Begin

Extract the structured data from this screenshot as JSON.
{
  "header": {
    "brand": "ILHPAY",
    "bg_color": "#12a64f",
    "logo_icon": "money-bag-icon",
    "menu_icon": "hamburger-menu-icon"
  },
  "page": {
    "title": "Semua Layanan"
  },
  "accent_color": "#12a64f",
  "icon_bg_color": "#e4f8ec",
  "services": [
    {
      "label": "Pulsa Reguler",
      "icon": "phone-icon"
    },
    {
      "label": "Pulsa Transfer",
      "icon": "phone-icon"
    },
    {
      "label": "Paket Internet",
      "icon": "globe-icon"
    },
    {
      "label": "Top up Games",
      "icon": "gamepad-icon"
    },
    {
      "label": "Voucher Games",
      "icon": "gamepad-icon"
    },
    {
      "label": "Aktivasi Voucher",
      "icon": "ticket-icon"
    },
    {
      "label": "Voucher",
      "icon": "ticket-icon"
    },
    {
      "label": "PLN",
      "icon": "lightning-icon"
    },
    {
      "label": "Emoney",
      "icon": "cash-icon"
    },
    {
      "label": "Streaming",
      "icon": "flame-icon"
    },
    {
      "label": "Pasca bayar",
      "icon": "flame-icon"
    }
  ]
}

End

• OBJECTIVE: All of the entries above need to be reproduced exactly.

• RESULT BELOW:
Extract the structured data from this screenshot as JSON.
{
  "header": {
    "brand": "ILHPAY",
    "bg_color": "#12a64f",
    "logo_icon": "money-bag-icon",
    "menu_icon": "hamburger-menu-icon"
  },
  "page": {
    "title": "Semua Layanan"
  },
  "accent_color": "#12a64f",
  "icon_bg_color": "#e4f8ec",
  "services": [
    {
      "label": "Pulsa Reguler",
      "icon": "phone-icon"
    },
    {
      "label": "Pulsa Transfer",
      "icon": "phone-icon"
    },
    {
      "label": "Paket Internet",
      "icon": "globe-icon"
    },
    {
      "label": "Top up Games",
      "icon": "gamepad-icon"
    },
    {
      "label": "Voucher Games",
      "icon": "gamepad-icon"
    },
    {
      "label": "Aktivasi Voucher",
      "icon": "ticket-icon"
    },
    {
      "label": "Voucher",
      "icon": "ticket-icon"
    },
    {
      "label": "PLN",
      "icon": "lightning-icon"
    },
    {
      "label": "Emoney",
      "icon": "cash-icon"
    },
    {
      "label": "Streaming",
      "icon": "flame-icon"
    },
    {
      "label": "Pasca bayar",
      "icon": "flame-icon"
    }
  ]
}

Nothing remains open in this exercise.